- TASK
Where does the string "subtitle" appear in the records? Copy every line that contains it.

- STORED ROWS
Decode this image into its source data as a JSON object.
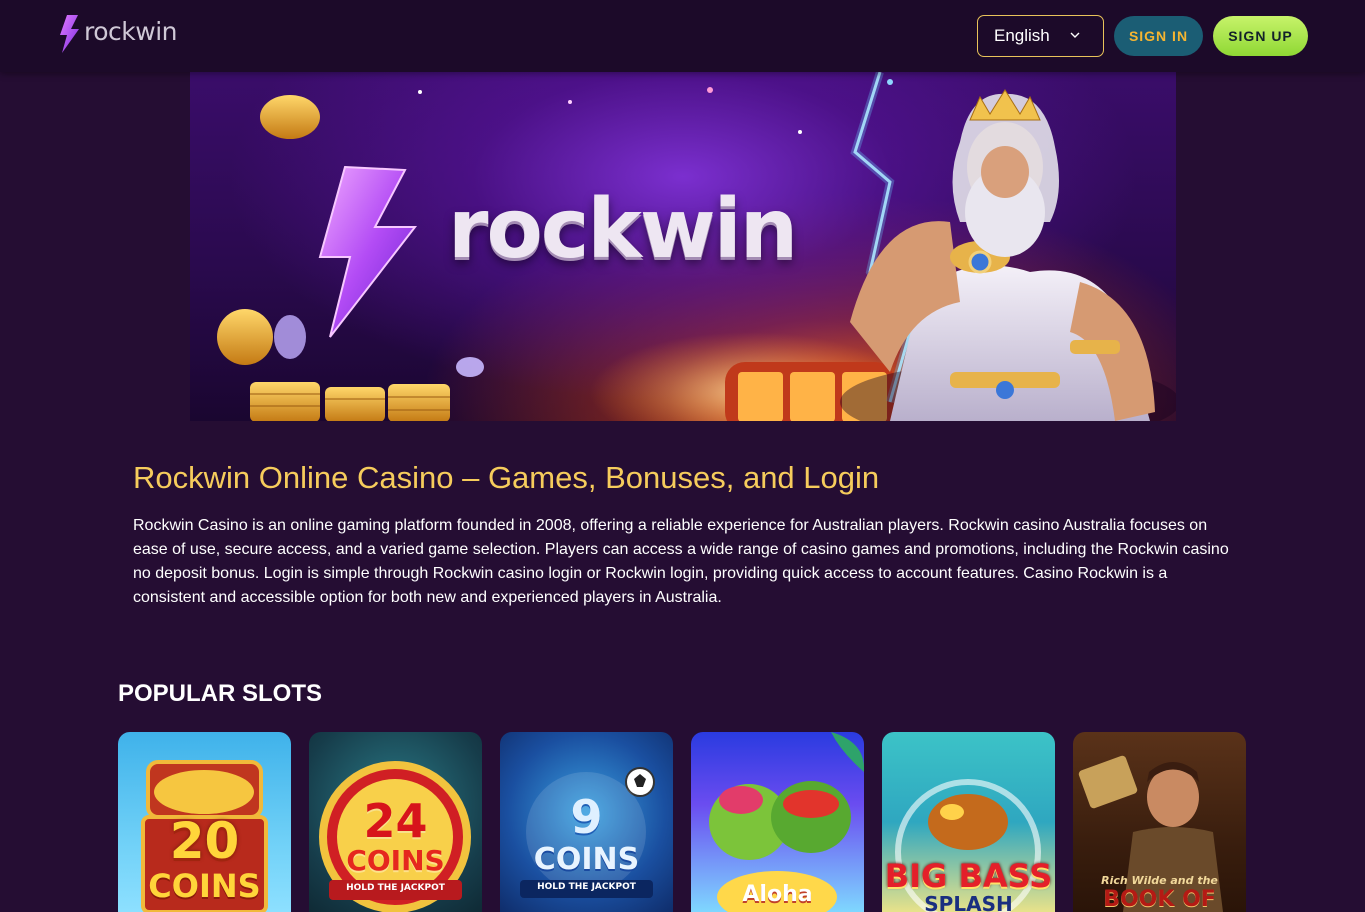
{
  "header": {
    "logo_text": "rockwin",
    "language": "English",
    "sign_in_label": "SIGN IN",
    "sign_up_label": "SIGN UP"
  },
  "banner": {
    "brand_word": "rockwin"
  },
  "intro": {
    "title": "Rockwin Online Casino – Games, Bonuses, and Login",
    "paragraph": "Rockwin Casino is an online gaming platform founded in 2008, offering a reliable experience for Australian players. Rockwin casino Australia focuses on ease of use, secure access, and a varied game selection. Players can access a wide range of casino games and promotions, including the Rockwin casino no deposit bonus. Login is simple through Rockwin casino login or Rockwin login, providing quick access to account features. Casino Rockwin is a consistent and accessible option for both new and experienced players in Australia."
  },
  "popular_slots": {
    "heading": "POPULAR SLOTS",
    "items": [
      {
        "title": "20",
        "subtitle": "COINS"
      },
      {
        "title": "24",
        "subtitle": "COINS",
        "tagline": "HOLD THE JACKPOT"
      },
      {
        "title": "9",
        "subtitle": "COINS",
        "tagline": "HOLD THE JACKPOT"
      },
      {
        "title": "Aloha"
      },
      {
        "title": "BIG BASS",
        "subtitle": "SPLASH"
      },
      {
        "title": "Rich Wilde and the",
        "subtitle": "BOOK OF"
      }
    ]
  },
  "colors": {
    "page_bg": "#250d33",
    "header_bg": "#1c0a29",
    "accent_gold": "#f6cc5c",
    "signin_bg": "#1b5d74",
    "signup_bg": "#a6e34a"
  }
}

---

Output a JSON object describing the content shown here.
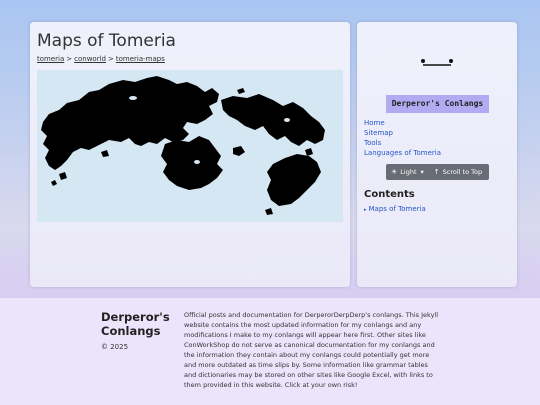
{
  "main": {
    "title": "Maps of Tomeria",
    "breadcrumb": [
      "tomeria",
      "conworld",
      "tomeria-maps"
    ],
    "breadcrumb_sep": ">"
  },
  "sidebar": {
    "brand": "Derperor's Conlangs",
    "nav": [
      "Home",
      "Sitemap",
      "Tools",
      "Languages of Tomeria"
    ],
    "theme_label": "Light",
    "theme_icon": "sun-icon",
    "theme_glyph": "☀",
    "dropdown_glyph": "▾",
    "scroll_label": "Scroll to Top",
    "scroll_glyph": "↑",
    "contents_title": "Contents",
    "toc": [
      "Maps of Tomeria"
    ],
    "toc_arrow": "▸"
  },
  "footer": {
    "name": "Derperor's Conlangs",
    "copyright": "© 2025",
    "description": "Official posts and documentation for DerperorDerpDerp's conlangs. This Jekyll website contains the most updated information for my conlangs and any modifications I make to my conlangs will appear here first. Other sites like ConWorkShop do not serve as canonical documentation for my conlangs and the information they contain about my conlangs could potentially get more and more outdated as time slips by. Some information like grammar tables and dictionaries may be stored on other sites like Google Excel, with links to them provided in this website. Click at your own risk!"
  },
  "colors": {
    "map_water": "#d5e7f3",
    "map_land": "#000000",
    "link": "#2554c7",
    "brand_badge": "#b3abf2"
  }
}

- COMPLETED TASK
        "subtitle": "COINS"
        "subtitle": "COINS",
        "subtitle": "COINS",
        "subtitle": "SPLASH"
        "subtitle": "BOOK OF"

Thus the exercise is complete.